#### [Exercise directions]
Each line of the listing that contains the word "title" is to be copied.

#### [Dataset records]
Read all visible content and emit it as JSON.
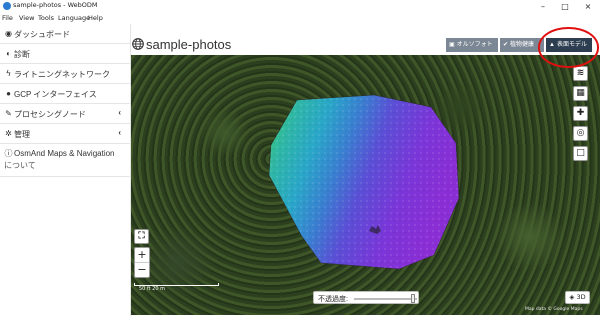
{
  "window": {
    "title": "sample-photos - WebODM",
    "controls": {
      "minimize": "–",
      "maximize": "□",
      "close": "×"
    }
  },
  "menubar": [
    "File",
    "View",
    "Tools",
    "Language",
    "Help"
  ],
  "sidebar": {
    "items": [
      {
        "icon": "dashboard-icon",
        "label": "ダッシュボード"
      },
      {
        "icon": "diagnostics-icon",
        "label": "診断"
      },
      {
        "icon": "lightning-icon",
        "label": "ライトニングネットワーク"
      },
      {
        "icon": "map-marker-icon",
        "label": "GCP インターフェイス"
      },
      {
        "icon": "wrench-icon",
        "label": "プロセシングノード",
        "chevron": "‹"
      },
      {
        "icon": "cogs-icon",
        "label": "管理",
        "chevron": "‹"
      },
      {
        "icon": "info-icon",
        "label": "OsmAnd Maps & Navigation",
        "label2": "について"
      }
    ]
  },
  "main": {
    "title": "sample-photos",
    "buttons": [
      {
        "icon": "image-icon",
        "label": "オルソフォト"
      },
      {
        "icon": "leaf-icon",
        "label": "植物健康"
      },
      {
        "icon": "area-chart-icon",
        "label": "表面モデル"
      }
    ]
  },
  "map": {
    "controls": {
      "fullscreen": "⛶",
      "zoom_in": "+",
      "zoom_out": "−"
    },
    "scale_label": "50 ft   20 m",
    "opacity_label": "不透過度:",
    "opacity_value": 1.0,
    "btn3d_label": "3D",
    "attribution": "Map data © Google Maps"
  },
  "colors": {
    "btn_ortho": "#7b8794",
    "btn_plant": "#7b8794",
    "btn_surface": "#2c3e50",
    "highlight": "#e01010"
  }
}
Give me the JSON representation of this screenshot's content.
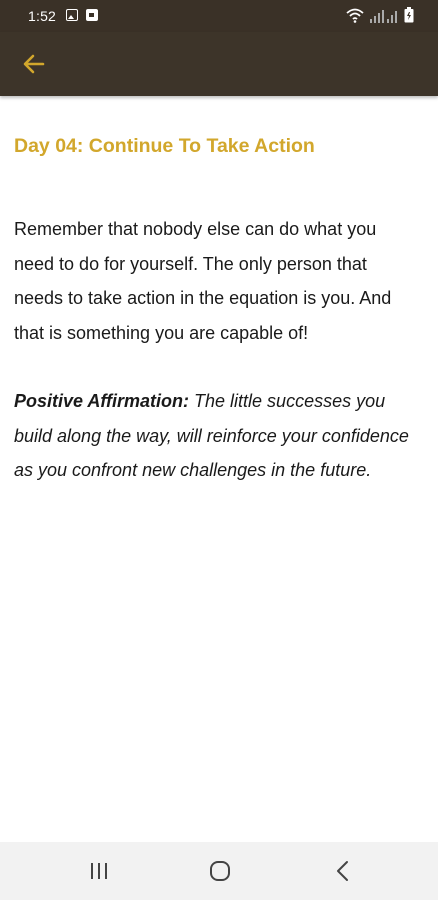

#### [Output for this exercise]
    "title": "sample-photos - WebODM",
    "title": "sample-photos",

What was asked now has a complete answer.